◆ 指示 A ◆
ネット上の発言についての掲載文から、「自分自身が送受信している情報の価値についての過大評価。」で始まり「そうではなくて、「言論の自由」という原理のことである。」で終わる部分を、一字も変えずにそのまま書き写してください。

◆ 掲載文 ◆
────
私が今のネット上の発言に見る一般的傾向はこれである。
自分自身が送受信している情報の価値についての過大評価。
自分が発信する情報の価値について、「信頼性の高い第三者」を呼び出して、それに吟味と保証を依頼するという基本的なマナーが欠落しているのである。
ここでいう「信頼性の高い第三者」というのは実在する人間や機関のことではない。
そうではなくて、「言論の自由」という原理のことである。
言論が自由に行き交う場では、そこに行き交う言論の正否や価値について適正な審判が下され、価値のある情報や知見だけが生き残り、そうでないものは消え去るという「場の審判力に対する信認」のことである。
情報を受信する人々の判断力は(個別的にはでこぼこがあるけれど)集合的には叡智的に機能するはずだという期待のことである。
それは自分が言葉を差し出す「場」に対する敬意として示される。
根拠を示さない断定や、非論理的な推論や、内輪の隠語の濫用や、呪詛や罵倒は、それ自体に問題があるというより(問題はあるが)、それを差し出す「場」に対する敬意の欠如ゆえに「言論の自由」に対する侵害として退けられなければならないのである。
繰り返し書いている通り、挙証の手間暇や、情理を尽くした説得を怠るものは、言論の場の審判力を信じていない。
────
◆ 対象の一覧 ◆
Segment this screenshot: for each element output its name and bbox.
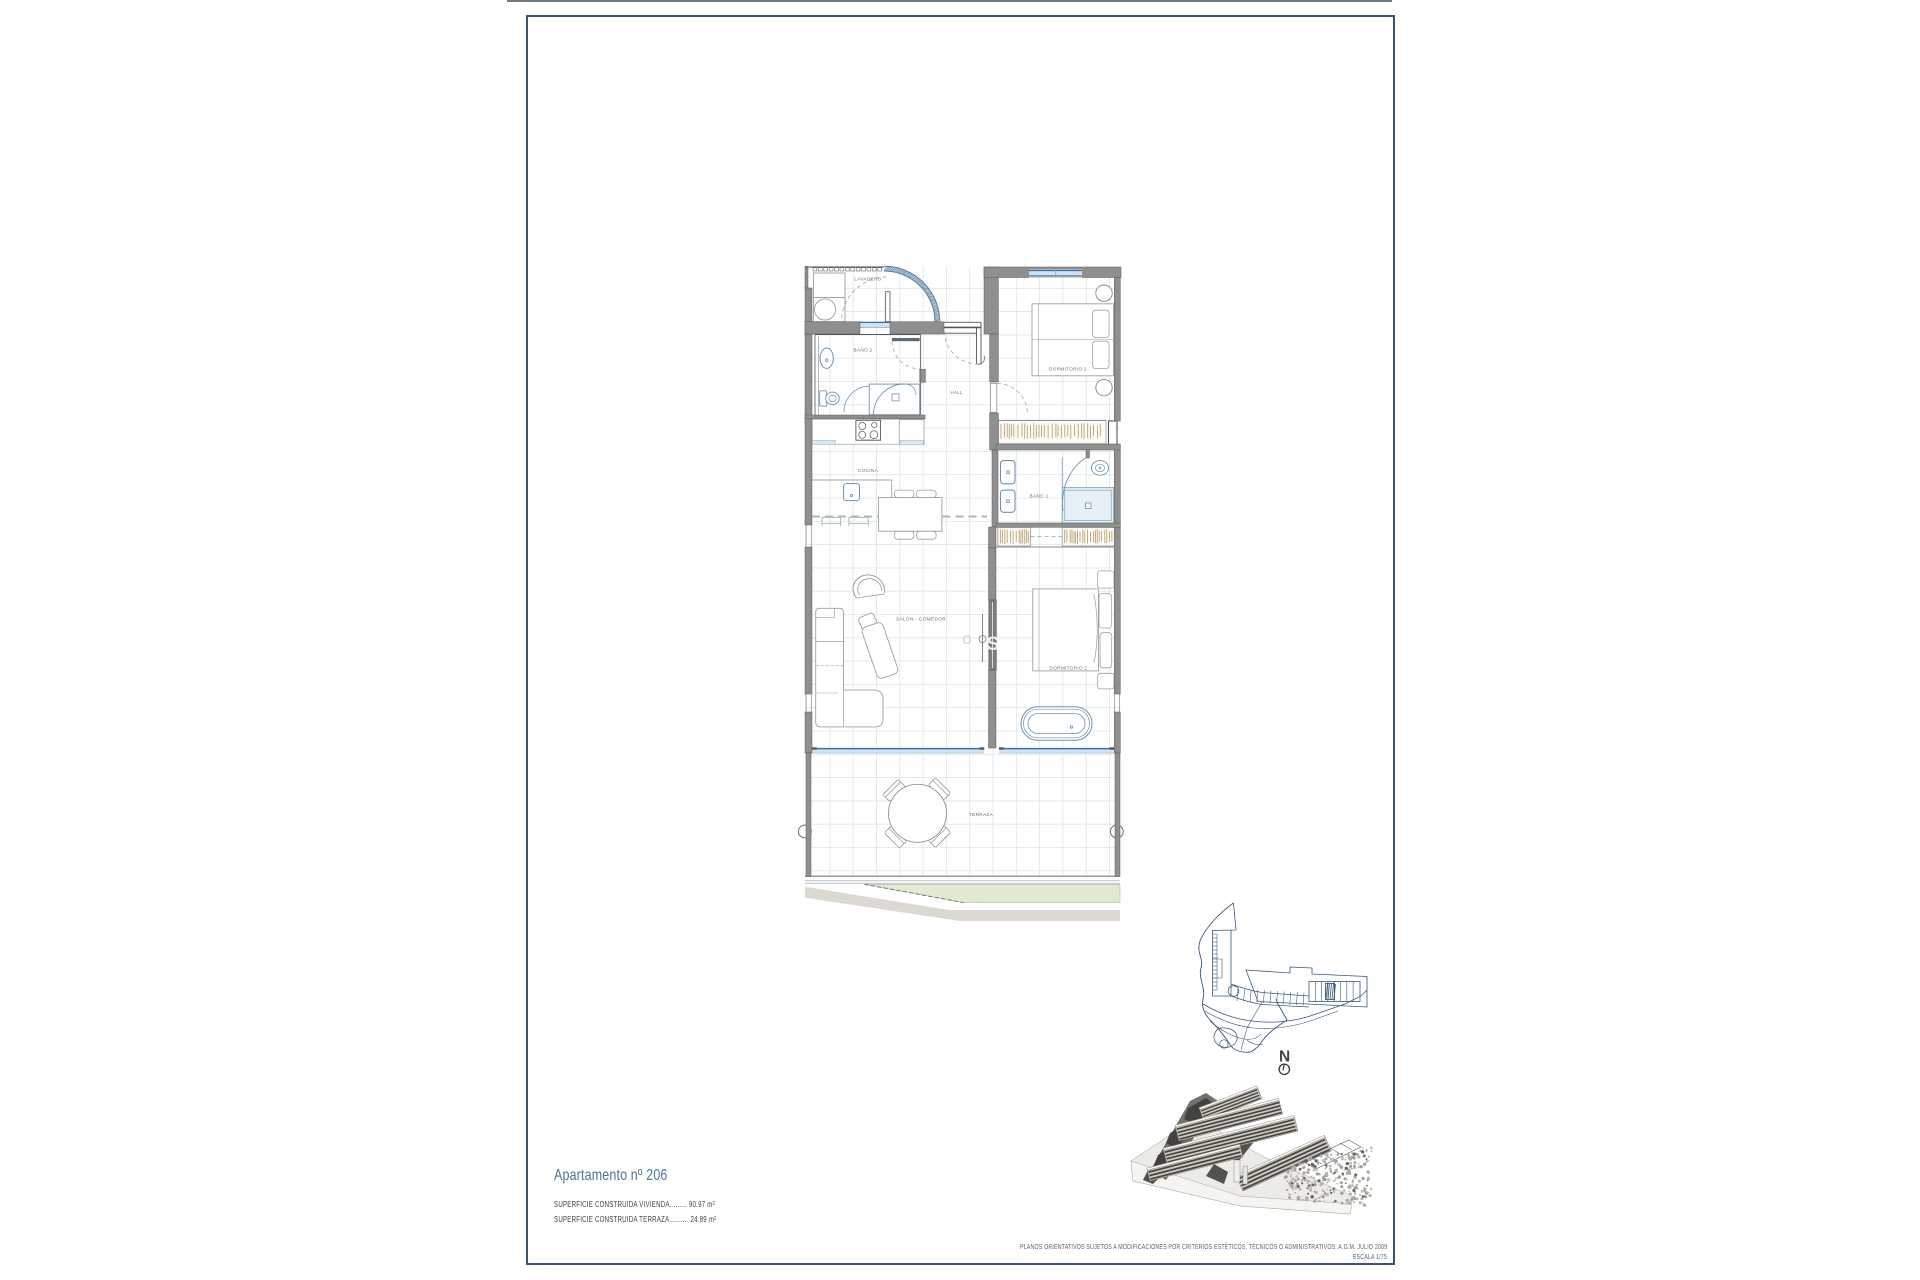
- svg-text:BAÑO 2: BAÑO 2: [854, 347, 873, 353]
- svg-text:DORMITORIO 1: DORMITORIO 1: [1050, 666, 1088, 671]
- svg-text:COCINA: COCINA: [858, 468, 879, 473]
- svg-text:HALL: HALL: [950, 390, 962, 395]
- svg-text:N: N: [1279, 1049, 1291, 1066]
- svg-text:DORMITORIO 2: DORMITORIO 2: [1049, 367, 1087, 372]
- svg-text:o: o: [962, 629, 971, 648]
- svg-text:S: S: [987, 634, 1000, 655]
- svg-text:LAVADERO: LAVADERO: [854, 277, 881, 282]
- svg-text:BAÑO 1: BAÑO 1: [1030, 493, 1049, 499]
- svg-text:SALÓN - COMEDOR: SALÓN - COMEDOR: [896, 616, 946, 623]
- svg-text:TERRAZA: TERRAZA: [969, 812, 994, 817]
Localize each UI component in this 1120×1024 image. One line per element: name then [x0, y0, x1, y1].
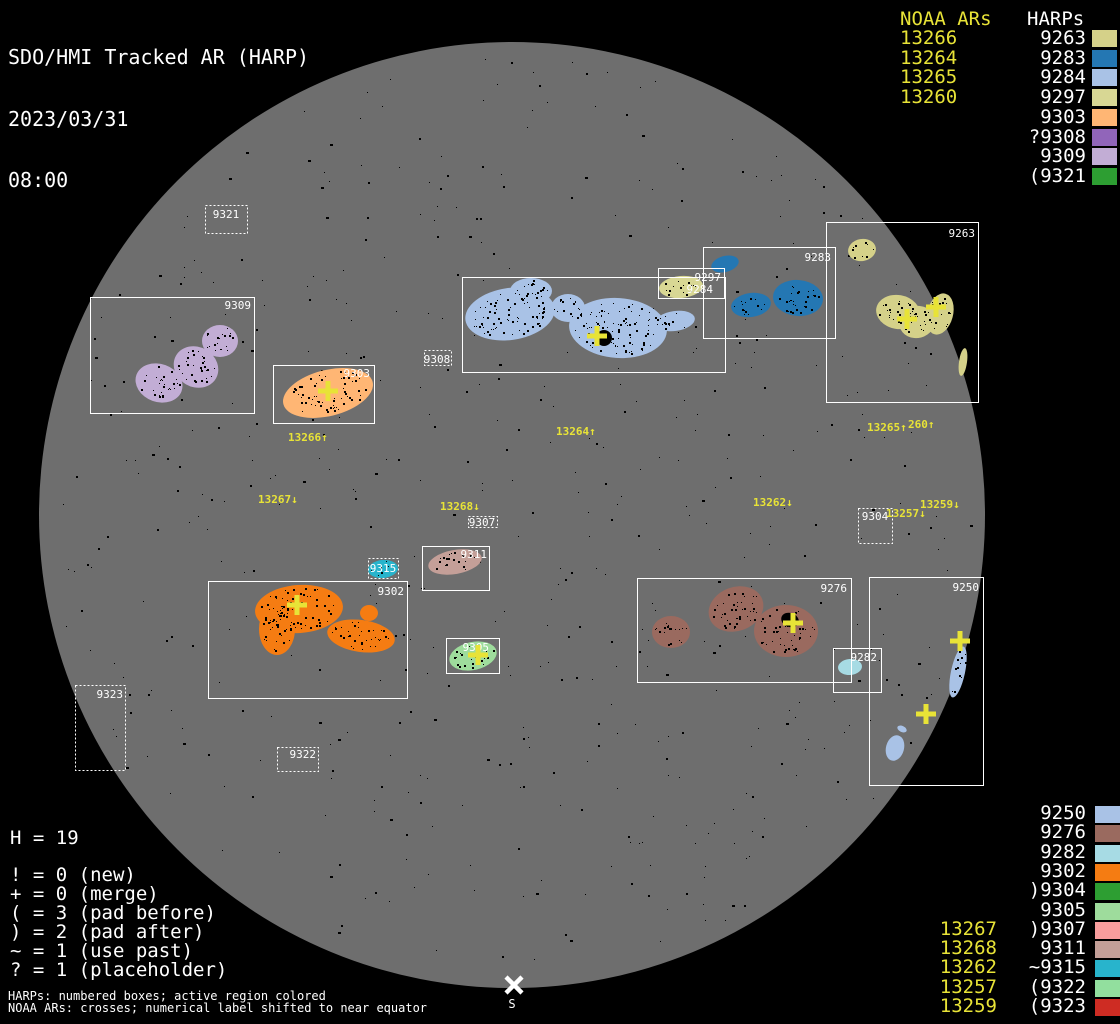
time-label: 08:00: [8, 170, 309, 191]
legend-swatch-9308: [1092, 129, 1117, 146]
noaa-label-13266: 13266↑: [288, 431, 328, 444]
legend-harp-9263: 9263: [1014, 29, 1086, 48]
legend-swatch-9315: [1095, 960, 1120, 977]
header: SDO/HMI Tracked AR (HARP) 2023/03/31 08:…: [8, 6, 309, 232]
noaa-label-13264: 13264↑: [556, 425, 596, 438]
legend-swatch-9309: [1092, 148, 1117, 165]
legend-harp-9305: 9305: [1010, 901, 1086, 920]
harp-label-9307: 9307: [469, 516, 496, 529]
noaa-label-13259: 13259↓: [920, 498, 960, 511]
harp-label-9276: 9276: [821, 582, 848, 595]
harp-label-9303: 9303: [344, 367, 371, 380]
legend-harp-9276: 9276: [1010, 823, 1086, 842]
legend-harp-9304: )9304: [1010, 881, 1086, 900]
legend-noaa-13264: 13264: [900, 49, 957, 68]
legend-swatch-9282: [1095, 845, 1120, 862]
legend-harp-9321: (9321: [1014, 167, 1086, 186]
legend-swatch-9276: [1095, 825, 1120, 842]
legend-harp-9250: 9250: [1010, 804, 1086, 823]
harp-count: H = 19: [10, 829, 79, 848]
harp-label-9283: 9283: [805, 251, 832, 264]
legend-noaa-13267: 13267: [933, 920, 997, 939]
harp-label-9284: 9284: [687, 283, 714, 296]
harp-label-9263: 9263: [949, 227, 976, 240]
legend-harp-9307: )9307: [1010, 920, 1086, 939]
legend-swatch-9263: [1092, 30, 1117, 47]
harp-label-9315: 9315: [370, 562, 397, 575]
date-label: 2023/03/31: [8, 109, 309, 130]
legend-swatch-9322: [1095, 980, 1120, 997]
south-label: S: [508, 997, 515, 1011]
noaa-label-13268: 13268↓: [440, 500, 480, 513]
legend-swatch-9304: [1095, 883, 1120, 900]
legend-harp-9284: 9284: [1014, 68, 1086, 87]
legend-noaa-13265: 13265: [900, 68, 957, 87]
flag-line-3: ) = 2 (pad after): [10, 923, 204, 942]
legend-harp-9283: 9283: [1014, 49, 1086, 68]
harp-label-9309: 9309: [225, 299, 252, 312]
harp-label-9308: 9308: [424, 353, 451, 366]
legend-swatch-9250: [1095, 806, 1120, 823]
legend-swatch-9311: [1095, 941, 1120, 958]
legend-swatch-9297: [1092, 89, 1117, 106]
harp-label-9304: 9304: [862, 510, 889, 523]
harp-label-9322: 9322: [290, 748, 317, 761]
footnote-noaa: NOAA ARs: crosses; numerical label shift…: [8, 1002, 427, 1014]
harp-label-9323: 9323: [97, 688, 124, 701]
harp-full-disk-view: 9263928392849297930393089309932192509276…: [0, 0, 1120, 1024]
legend-noaa-13266: 13266: [900, 29, 957, 48]
legend-harp-9282: 9282: [1010, 843, 1086, 862]
harp-label-9297: 9297: [695, 271, 722, 284]
flag-line-4: ~ = 1 (use past): [10, 942, 193, 961]
legend-swatch-9321: [1092, 168, 1117, 185]
legend-swatch-9302: [1095, 864, 1120, 881]
noaa-label-13267: 13267↓: [258, 493, 298, 506]
legend-harp-9309: 9309: [1014, 147, 1086, 166]
app-title: SDO/HMI Tracked AR (HARP): [8, 47, 309, 68]
legend-harp-9303: 9303: [1014, 108, 1086, 127]
noaa-label-13262: 13262↓: [753, 496, 793, 509]
legend-swatch-9307: [1095, 922, 1120, 939]
legend-swatch-9303: [1092, 109, 1117, 126]
harp-label-9302: 9302: [378, 585, 405, 598]
legend-swatch-9284: [1092, 69, 1117, 86]
legend-harp-9308: ?9308: [1014, 128, 1086, 147]
flag-line-2: ( = 3 (pad before): [10, 904, 216, 923]
legend-noaa-13257: 13257: [933, 978, 997, 997]
legend-swatch-9323: [1095, 999, 1120, 1016]
legend-harp-9311: 9311: [1010, 939, 1086, 958]
harp-label-9250: 9250: [953, 581, 980, 594]
noaa-label-13265: 13265↑: [867, 421, 907, 434]
harp-label-9282: 9282: [851, 651, 878, 664]
legend-harp-9323: (9323: [1010, 997, 1086, 1016]
flag-line-5: ? = 1 (placeholder): [10, 961, 227, 980]
legend-swatch-9283: [1092, 50, 1117, 67]
legend-noaa-13259: 13259: [933, 997, 997, 1016]
legend-harp-9302: 9302: [1010, 862, 1086, 881]
legend-harp-9315: ~9315: [1010, 958, 1086, 977]
legend-noaa-13268: 13268: [933, 939, 997, 958]
legend-harp-9322: (9322: [1010, 978, 1086, 997]
legend-noaa-13262: 13262: [933, 958, 997, 977]
harp-label-9311: 9311: [461, 548, 488, 561]
legend-harp-9297: 9297: [1014, 88, 1086, 107]
legend-swatch-9305: [1095, 903, 1120, 920]
legend-noaa-13260: 13260: [900, 88, 957, 107]
noaa-label-260: 260↑: [908, 418, 935, 431]
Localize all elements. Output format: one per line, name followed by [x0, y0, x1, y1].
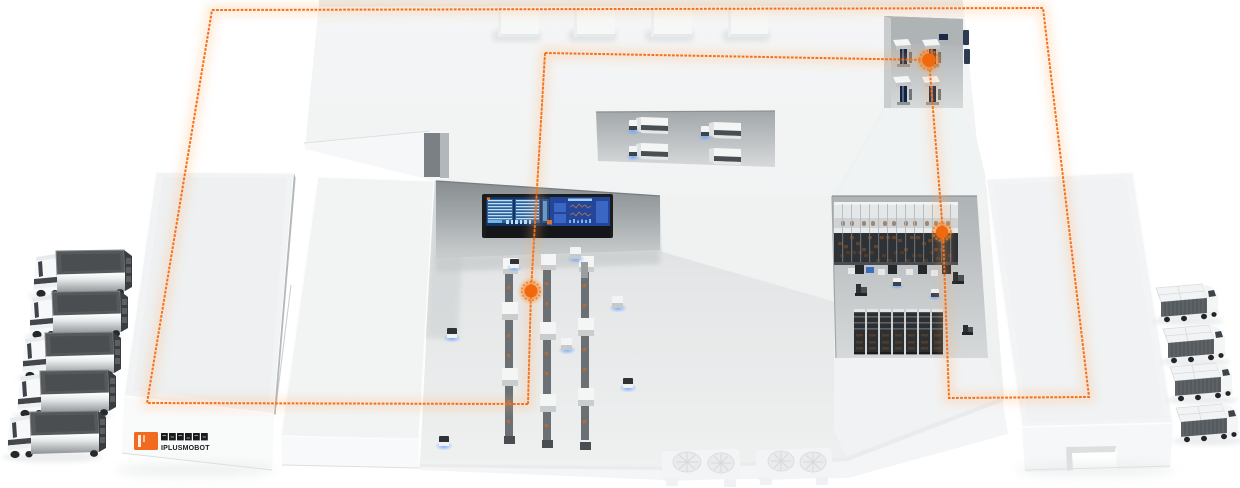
────
◆ 指示 B ◆
一覧のうち、「time-label: 08:00: [8, 170, 309, 191]」を含む行から「date-label: 2023/03/31: [8, 109, 309, 130]」を含む行までの各行について、「noaa-label」を「noaa-tag」に置き換え、ほかは何も変えずに更新してください。両端の行も含め、この範囲の行だけを示してください。

◆ 回答 A ◆
自分自身が送受信している情報の価値についての過大評価。
自分が発信する情報の価値について、「信頼性の高い第三者」を呼び出して、それに吟味と保証を依頼するという基本的なマナーが欠落しているのである。
ここでいう「信頼性の高い第三者」というのは実在する人間や機関のことではない。
そうではなくて、「言論の自由」という原理のことである。

◆ 回答 B ◆
time-label: 08:00: [8, 170, 309, 191]
legend-swatch-9308: [1092, 129, 1117, 146]
noaa-tag-13266: 13266↑: [288, 431, 328, 444]
legend-harp-9263: 9263: [1014, 29, 1086, 48]
legend-swatch-9315: [1095, 960, 1120, 977]
header: SDO/HMI Tracked AR (HARP) 2023/03/31 08:…: [8, 6, 309, 232]
noaa-tag-13264: 13264↑: [556, 425, 596, 438]
legend-swatch-9309: [1092, 148, 1117, 165]
legend-harp-9305: 9305: [1010, 901, 1086, 920]
harp-label-9307: 9307: [469, 516, 496, 529]
noaa-tag-13259: 13259↓: [920, 498, 960, 511]
harp-label-9276: 9276: [821, 582, 848, 595]
harp-label-9303: 9303: [344, 367, 371, 380]
legend-harp-9276: 9276: [1010, 823, 1086, 842]
legend-harp-9304: )9304: [1010, 881, 1086, 900]
legend-noaa-13264: 13264: [900, 49, 957, 68]
legend-swatch-9282: [1095, 845, 1120, 862]
legend-harp-9321: (9321: [1014, 167, 1086, 186]
legend-swatch-9276: [1095, 825, 1120, 842]
legend-harp-9250: 9250: [1010, 804, 1086, 823]
harp-count: H = 19: [10, 829, 79, 848]
harp-label-9283: 9283: [805, 251, 832, 264]
legend-noaa-13267: 13267: [933, 920, 997, 939]
harp-label-9284: 9284: [687, 283, 714, 296]
harp-label-9263: 9263: [949, 227, 976, 240]
legend-harp-9307: )9307: [1010, 920, 1086, 939]
legend-swatch-9263: [1092, 30, 1117, 47]
harp-label-9315: 9315: [370, 562, 397, 575]
date-label: 2023/03/31: [8, 109, 309, 130]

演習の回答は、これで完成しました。